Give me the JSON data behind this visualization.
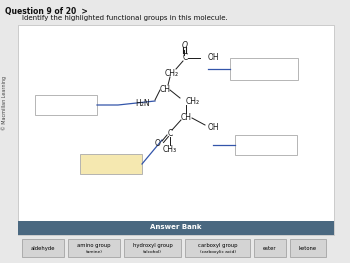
{
  "title": "Question 9 of 20  >",
  "subtitle": "Identify the highlighted functional groups in this molecule.",
  "copyright": "© Macmillan Learning",
  "bg_color": "#e8e8e8",
  "panel_bg": "#ffffff",
  "answer_bank_bg": "#4a6880",
  "answer_bank_label": "Answer Bank",
  "answer_buttons": [
    "aldehyde",
    "amino group\n(amine)",
    "hydroxyl group\n(alcohol)",
    "carboxyl group\n(carboxylic acid)",
    "ester",
    "ketone"
  ],
  "mol_color": "#1a1a1a",
  "line_color": "#3355aa",
  "box_border": "#aaaaaa",
  "mol_fs": 5.5,
  "highlight_yellow": "#f5e8b0"
}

○ ○ ○ ○ ○

# AIM
Word for word, quote the lines above. Omit the pictures.

# EXPECTED ANSWER
Give me the JSON data behind this visualization.
{
  "title": "Question 9 of 20  >",
  "subtitle": "Identify the highlighted functional groups in this molecule.",
  "copyright": "© Macmillan Learning",
  "bg_color": "#e8e8e8",
  "panel_bg": "#ffffff",
  "answer_bank_bg": "#4a6880",
  "answer_bank_label": "Answer Bank",
  "answer_buttons": [
    "aldehyde",
    "amino group\n(amine)",
    "hydroxyl group\n(alcohol)",
    "carboxyl group\n(carboxylic acid)",
    "ester",
    "ketone"
  ],
  "mol_color": "#1a1a1a",
  "line_color": "#3355aa",
  "box_border": "#aaaaaa",
  "mol_fs": 5.5,
  "highlight_yellow": "#f5e8b0"
}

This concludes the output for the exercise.